→ Listed records
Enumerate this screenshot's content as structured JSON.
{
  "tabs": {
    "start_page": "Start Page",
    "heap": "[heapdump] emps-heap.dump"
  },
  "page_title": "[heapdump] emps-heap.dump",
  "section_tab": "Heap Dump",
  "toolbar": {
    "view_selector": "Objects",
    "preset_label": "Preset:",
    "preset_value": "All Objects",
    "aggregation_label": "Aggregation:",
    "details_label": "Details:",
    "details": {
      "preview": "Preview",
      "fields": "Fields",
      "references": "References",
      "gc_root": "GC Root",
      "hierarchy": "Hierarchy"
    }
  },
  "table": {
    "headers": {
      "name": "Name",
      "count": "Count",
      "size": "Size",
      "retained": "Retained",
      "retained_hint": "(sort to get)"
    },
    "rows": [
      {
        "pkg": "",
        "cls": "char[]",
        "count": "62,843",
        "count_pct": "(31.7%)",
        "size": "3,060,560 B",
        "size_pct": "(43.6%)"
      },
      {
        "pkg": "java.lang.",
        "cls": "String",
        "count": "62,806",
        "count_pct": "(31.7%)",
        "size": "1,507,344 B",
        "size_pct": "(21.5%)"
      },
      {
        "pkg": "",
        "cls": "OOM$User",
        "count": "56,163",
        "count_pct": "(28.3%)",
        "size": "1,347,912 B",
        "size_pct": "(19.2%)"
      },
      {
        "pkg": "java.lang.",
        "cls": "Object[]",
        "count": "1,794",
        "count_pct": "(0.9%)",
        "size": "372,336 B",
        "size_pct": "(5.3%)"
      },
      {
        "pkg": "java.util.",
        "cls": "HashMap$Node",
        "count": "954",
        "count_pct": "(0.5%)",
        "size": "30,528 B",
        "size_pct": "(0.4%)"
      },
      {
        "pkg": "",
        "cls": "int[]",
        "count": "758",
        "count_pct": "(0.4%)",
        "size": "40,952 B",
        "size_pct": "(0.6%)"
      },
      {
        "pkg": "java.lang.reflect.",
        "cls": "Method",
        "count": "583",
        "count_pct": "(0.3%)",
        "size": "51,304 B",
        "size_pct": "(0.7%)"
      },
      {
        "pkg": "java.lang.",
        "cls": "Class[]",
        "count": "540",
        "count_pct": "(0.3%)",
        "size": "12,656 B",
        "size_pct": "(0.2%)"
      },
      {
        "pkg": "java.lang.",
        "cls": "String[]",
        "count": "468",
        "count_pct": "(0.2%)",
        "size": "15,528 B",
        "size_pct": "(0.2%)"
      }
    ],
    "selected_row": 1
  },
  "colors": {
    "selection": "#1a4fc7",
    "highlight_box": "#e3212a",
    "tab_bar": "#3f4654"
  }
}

→ Description of the task
Look over the listing above. Pick out and copy every line that includes "emps".

→ Complete output
    "heap": "[heapdump] emps-heap.dump"
  "page_title": "[heapdump] emps-heap.dump",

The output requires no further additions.